▶ _Information given_
•••••
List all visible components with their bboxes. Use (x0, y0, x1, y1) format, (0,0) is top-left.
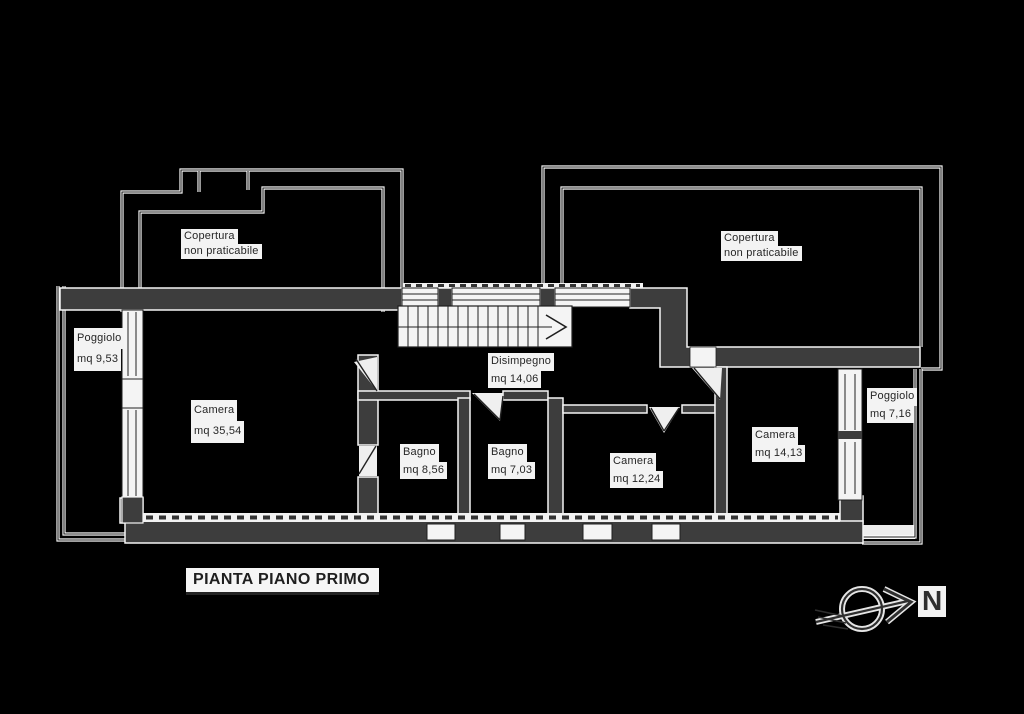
staircase (398, 306, 572, 347)
room-label-bagno-1: Bagno mq 8,56 (400, 444, 447, 479)
room-label-copertura-right: Copertura non praticabile (721, 231, 802, 261)
floor-plan-page: Copertura non praticabile Copertura non … (0, 0, 1024, 714)
room-label-camera-media: Camera mq 12,24 (610, 453, 663, 488)
room-label-poggiolo-left: Poggiolo mq 9,53 (74, 328, 124, 371)
room-label-camera-piccola: Camera mq 14,13 (752, 427, 805, 462)
window-left-band (122, 310, 143, 523)
window-top-band (402, 288, 630, 307)
room-label-copertura-left: Copertura non praticabile (181, 229, 262, 259)
north-label: N (918, 586, 946, 617)
room-label-poggiolo-right: Poggiolo mq 7,16 (867, 388, 917, 423)
door-bagno-1 (359, 446, 377, 476)
room-label-camera-grande: Camera mq 35,54 (191, 400, 244, 443)
room-label-disimpegno: Disimpegno mq 14,06 (488, 353, 554, 388)
window-right-band (838, 369, 862, 500)
page-title: PIANTA PIANO PRIMO (186, 568, 379, 595)
room-label-bagno-2: Bagno mq 7,03 (488, 444, 535, 479)
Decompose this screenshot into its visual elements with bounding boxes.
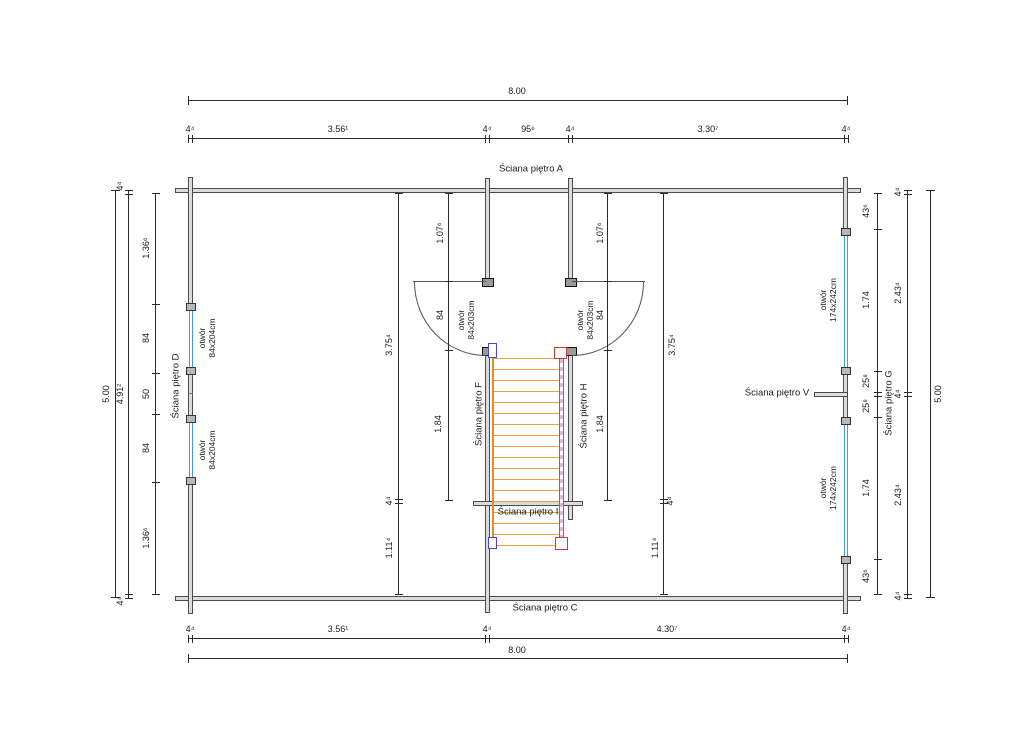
•••••
Quote every line of the listing above word for word, leaving out the pictures.

▶ _Solution for this task_
List all visible components with their bboxes. Use (x0, y0, x1, y1) format, (0,0) is top-left.
staircase (398, 306, 572, 347)
room-label-bagno-1: Bagno mq 8,56 (400, 444, 447, 479)
room-label-copertura-right: Copertura non praticabile (721, 231, 802, 261)
floor-plan-page: Copertura non praticabile Copertura non … (0, 0, 1024, 714)
room-label-camera-media: Camera mq 12,24 (610, 453, 663, 488)
room-label-poggiolo-left: Poggiolo mq 9,53 (74, 328, 124, 371)
room-label-camera-piccola: Camera mq 14,13 (752, 427, 805, 462)
window-left-band (122, 310, 143, 523)
window-top-band (402, 288, 630, 307)
room-label-copertura-left: Copertura non praticabile (181, 229, 262, 259)
north-label: N (918, 586, 946, 617)
room-label-poggiolo-right: Poggiolo mq 7,16 (867, 388, 917, 423)
door-bagno-1 (359, 446, 377, 476)
room-label-camera-grande: Camera mq 35,54 (191, 400, 244, 443)
room-label-disimpegno: Disimpegno mq 14,06 (488, 353, 554, 388)
window-right-band (838, 369, 862, 500)
page-title: PIANTA PIANO PRIMO (186, 568, 379, 595)
room-label-bagno-2: Bagno mq 7,03 (488, 444, 535, 479)
Decompose this screenshot into its visual elements with bounding boxes.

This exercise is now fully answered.